Below you will find a set of lines. Repeat them all exactly.

**** INFORMATION GIVEN

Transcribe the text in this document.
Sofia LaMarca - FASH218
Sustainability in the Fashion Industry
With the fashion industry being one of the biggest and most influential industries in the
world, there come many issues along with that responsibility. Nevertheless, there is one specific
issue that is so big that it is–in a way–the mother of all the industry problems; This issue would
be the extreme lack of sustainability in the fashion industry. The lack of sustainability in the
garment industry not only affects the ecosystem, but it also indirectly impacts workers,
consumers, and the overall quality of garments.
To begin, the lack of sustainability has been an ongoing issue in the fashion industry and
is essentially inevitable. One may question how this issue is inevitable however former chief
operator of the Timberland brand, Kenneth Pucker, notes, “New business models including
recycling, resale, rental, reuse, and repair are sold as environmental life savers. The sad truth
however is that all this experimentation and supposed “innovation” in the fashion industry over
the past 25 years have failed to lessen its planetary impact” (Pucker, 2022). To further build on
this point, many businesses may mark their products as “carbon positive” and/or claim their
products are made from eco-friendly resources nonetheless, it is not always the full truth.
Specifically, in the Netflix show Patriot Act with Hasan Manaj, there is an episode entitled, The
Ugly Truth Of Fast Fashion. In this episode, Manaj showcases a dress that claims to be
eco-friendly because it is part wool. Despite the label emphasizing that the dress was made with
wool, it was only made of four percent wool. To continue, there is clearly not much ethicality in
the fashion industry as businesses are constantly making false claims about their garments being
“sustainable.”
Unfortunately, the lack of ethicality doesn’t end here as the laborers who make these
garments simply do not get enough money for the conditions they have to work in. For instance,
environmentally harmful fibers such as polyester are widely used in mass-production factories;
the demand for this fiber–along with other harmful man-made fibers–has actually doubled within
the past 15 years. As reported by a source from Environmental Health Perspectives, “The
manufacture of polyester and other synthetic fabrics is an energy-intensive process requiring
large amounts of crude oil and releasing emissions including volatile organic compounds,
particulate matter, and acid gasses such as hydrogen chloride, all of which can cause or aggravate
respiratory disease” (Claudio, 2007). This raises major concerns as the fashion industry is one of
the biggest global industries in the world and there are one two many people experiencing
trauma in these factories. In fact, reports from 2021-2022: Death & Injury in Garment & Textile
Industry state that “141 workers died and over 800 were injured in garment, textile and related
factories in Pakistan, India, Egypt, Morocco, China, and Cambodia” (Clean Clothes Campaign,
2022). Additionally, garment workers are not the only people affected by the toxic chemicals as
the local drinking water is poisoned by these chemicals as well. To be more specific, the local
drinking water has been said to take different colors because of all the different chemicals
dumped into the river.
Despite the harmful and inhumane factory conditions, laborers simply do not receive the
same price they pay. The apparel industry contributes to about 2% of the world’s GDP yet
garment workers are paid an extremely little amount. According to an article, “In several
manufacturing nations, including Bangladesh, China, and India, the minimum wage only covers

********

ANSWER BELOW:
Transcribe the text in this document.
Sofia LaMarca - FASH218
Sustainability in the Fashion Industry
With the fashion industry being one of the biggest and most influential industries in the
world, there come many issues along with that responsibility. Nevertheless, there is one specific
issue that is so big that it is–in a way–the mother of all the industry problems; This issue would
be the extreme lack of sustainability in the fashion industry. The lack of sustainability in the
garment industry not only affects the ecosystem, but it also indirectly impacts workers,
consumers, and the overall quality of garments.
To begin, the lack of sustainability has been an ongoing issue in the fashion industry and
is essentially inevitable. One may question how this issue is inevitable however former chief
operator of the Timberland brand, Kenneth Pucker, notes, “New business models including
recycling, resale, rental, reuse, and repair are sold as environmental life savers. The sad truth
however is that all this experimentation and supposed “innovation” in the fashion industry over
the past 25 years have failed to lessen its planetary impact” (Pucker, 2022). To further build on
this point, many businesses may mark their products as “carbon positive” and/or claim their
products are made from eco-friendly resources nonetheless, it is not always the full truth.
Specifically, in the Netflix show Patriot Act with Hasan Manaj, there is an episode entitled, The
Ugly Truth Of Fast Fashion. In this episode, Manaj showcases a dress that claims to be
eco-friendly because it is part wool. Despite the label emphasizing that the dress was made with
wool, it was only made of four percent wool. To continue, there is clearly not much ethicality in
the fashion industry as businesses are constantly making false claims about their garments being
“sustainable.”
Unfortunately, the lack of ethicality doesn’t end here as the laborers who make these
garments simply do not get enough money for the conditions they have to work in. For instance,
environmentally harmful fibers such as polyester are widely used in mass-production factories;
the demand for this fiber–along with other harmful man-made fibers–has actually doubled within
the past 15 years. As reported by a source from Environmental Health Perspectives, “The
manufacture of polyester and other synthetic fabrics is an energy-intensive process requiring
large amounts of crude oil and releasing emissions including volatile organic compounds,
particulate matter, and acid gasses such as hydrogen chloride, all of which can cause or aggravate
respiratory disease” (Claudio, 2007). This raises major concerns as the fashion industry is one of
the biggest global industries in the world and there are one two many people experiencing
trauma in these factories. In fact, reports from 2021-2022: Death & Injury in Garment & Textile
Industry state that “141 workers died and over 800 were injured in garment, textile and related
factories in Pakistan, India, Egypt, Morocco, China, and Cambodia” (Clean Clothes Campaign,
2022). Additionally, garment workers are not the only people affected by the toxic chemicals as
the local drinking water is poisoned by these chemicals as well. To be more specific, the local
drinking water has been said to take different colors because of all the different chemicals
dumped into the river.
Despite the harmful and inhumane factory conditions, laborers simply do not receive the
same price they pay. The apparel industry contributes to about 2% of the world’s GDP yet
garment workers are paid an extremely little amount. According to an article, “In several
manufacturing nations, including Bangladesh, China, and India, the minimum wage only covers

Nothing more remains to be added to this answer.